● AIM:
Retype each line exactly. Skip images.

● RECORDS FOR PROCESSING:
>>>

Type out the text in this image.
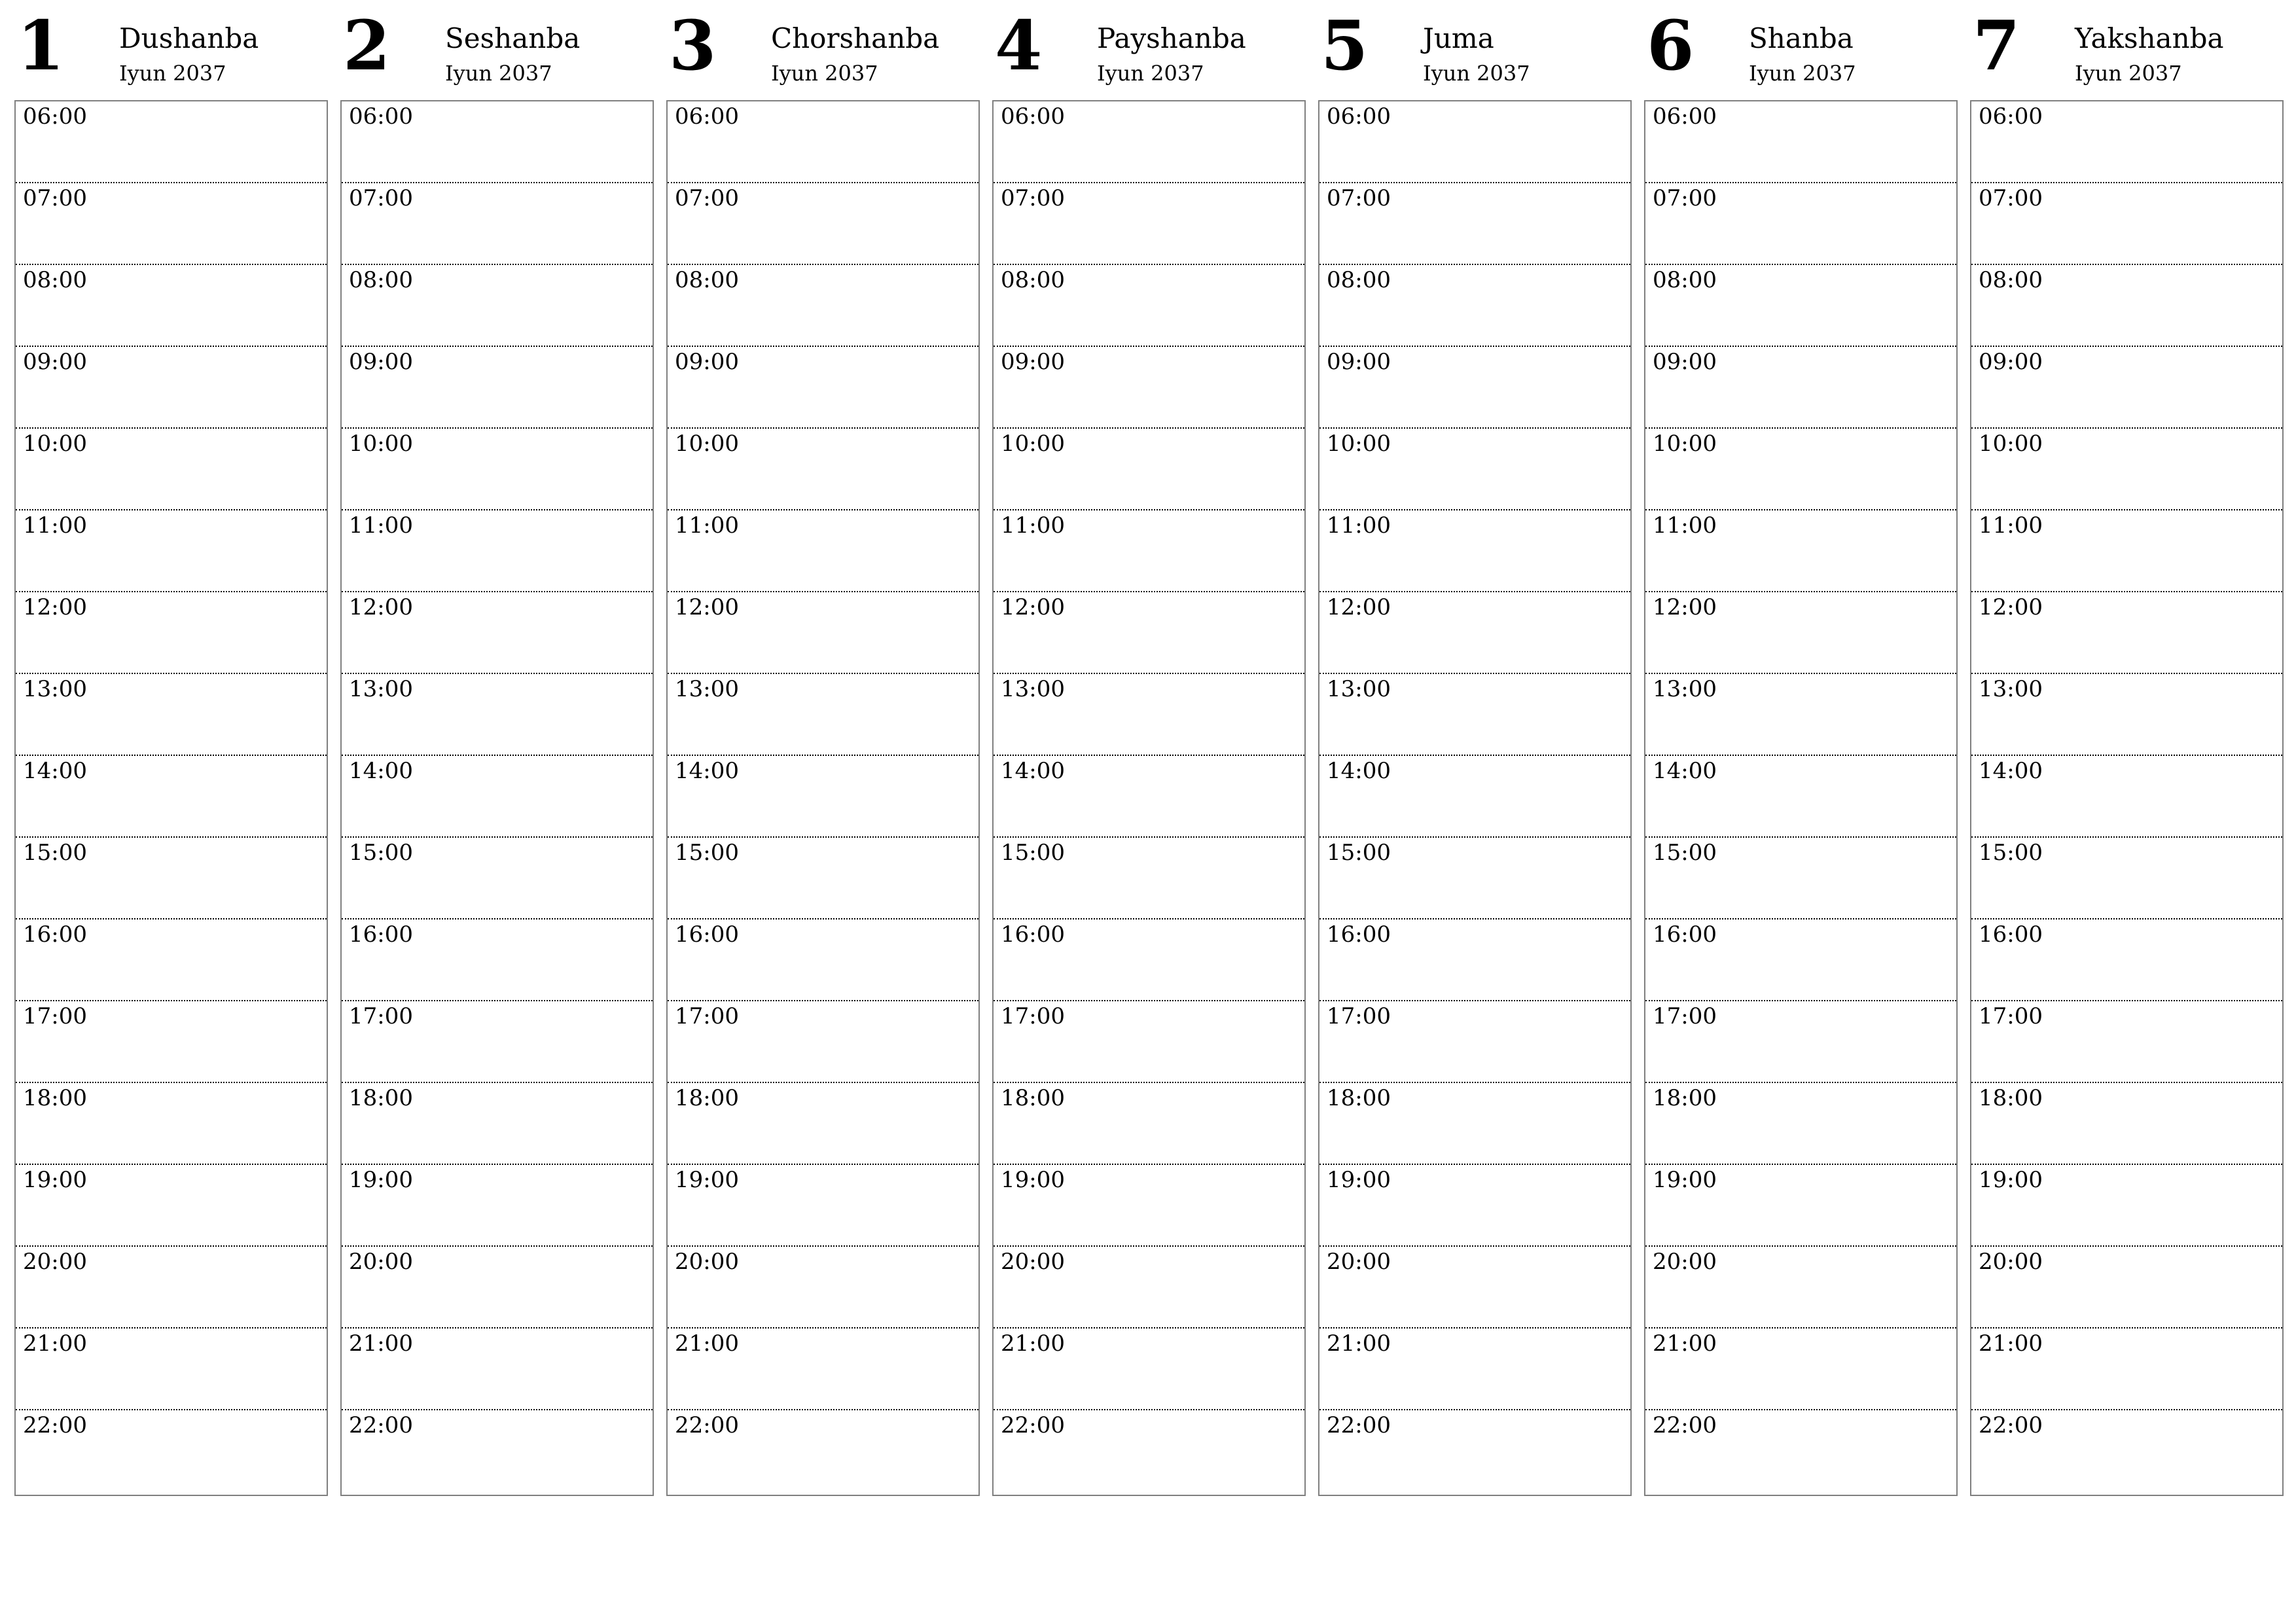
1 Dushanba
Iyun 2037
06:00
07:00
08:00
09:00
10:00
11:00
12:00
13:00
14:00
15:00
16:00
17:00
18:00
19:00
20:00
21:00
22:00
2 Seshanba
Iyun 2037
06:00
07:00
08:00
09:00
10:00
11:00
12:00
13:00
14:00
15:00
16:00
17:00
18:00
19:00
20:00
21:00
22:00
3 Chorshanba
Iyun 2037
06:00
07:00
08:00
09:00
10:00
11:00
12:00
13:00
14:00
15:00
16:00
17:00
18:00
19:00
20:00
21:00
22:00
4 Payshanba
Iyun 2037
06:00
07:00
08:00
09:00
10:00
11:00
12:00
13:00
14:00
15:00
16:00
17:00
18:00
19:00
20:00
21:00
22:00
5 Juma
Iyun 2037
06:00
07:00
08:00
09:00
10:00
11:00
12:00
13:00
14:00
15:00
16:00
17:00
18:00
19:00
20:00
21:00
22:00
6 Shanba
Iyun 2037
06:00
07:00
08:00
09:00
10:00
11:00
12:00
13:00
14:00
15:00
16:00
17:00
18:00
19:00
20:00
21:00
22:00
7 Yakshanba
Iyun 2037
06:00
07:00
08:00
09:00
10:00
11:00
12:00
13:00
14:00
15:00
16:00
17:00
18:00
19:00
20:00
21:00
22:00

<<<

● ANSWER:
Type out the text in this image.
1 Dushanba
Iyun 2037
06:00
07:00
08:00
09:00
10:00
11:00
12:00
13:00
14:00
15:00
16:00
17:00
18:00
19:00
20:00
21:00
22:00
2 Seshanba
Iyun 2037
06:00
07:00
08:00
09:00
10:00
11:00
12:00
13:00
14:00
15:00
16:00
17:00
18:00
19:00
20:00
21:00
22:00
3 Chorshanba
Iyun 2037
06:00
07:00
08:00
09:00
10:00
11:00
12:00
13:00
14:00
15:00
16:00
17:00
18:00
19:00
20:00
21:00
22:00
4 Payshanba
Iyun 2037
06:00
07:00
08:00
09:00
10:00
11:00
12:00
13:00
14:00
15:00
16:00
17:00
18:00
19:00
20:00
21:00
22:00
5 Juma
Iyun 2037
06:00
07:00
08:00
09:00
10:00
11:00
12:00
13:00
14:00
15:00
16:00
17:00
18:00
19:00
20:00
21:00
22:00
6 Shanba
Iyun 2037
06:00
07:00
08:00
09:00
10:00
11:00
12:00
13:00
14:00
15:00
16:00
17:00
18:00
19:00
20:00
21:00
22:00
7 Yakshanba
Iyun 2037
06:00
07:00
08:00
09:00
10:00
11:00
12:00
13:00
14:00
15:00
16:00
17:00
18:00
19:00
20:00
21:00
22:00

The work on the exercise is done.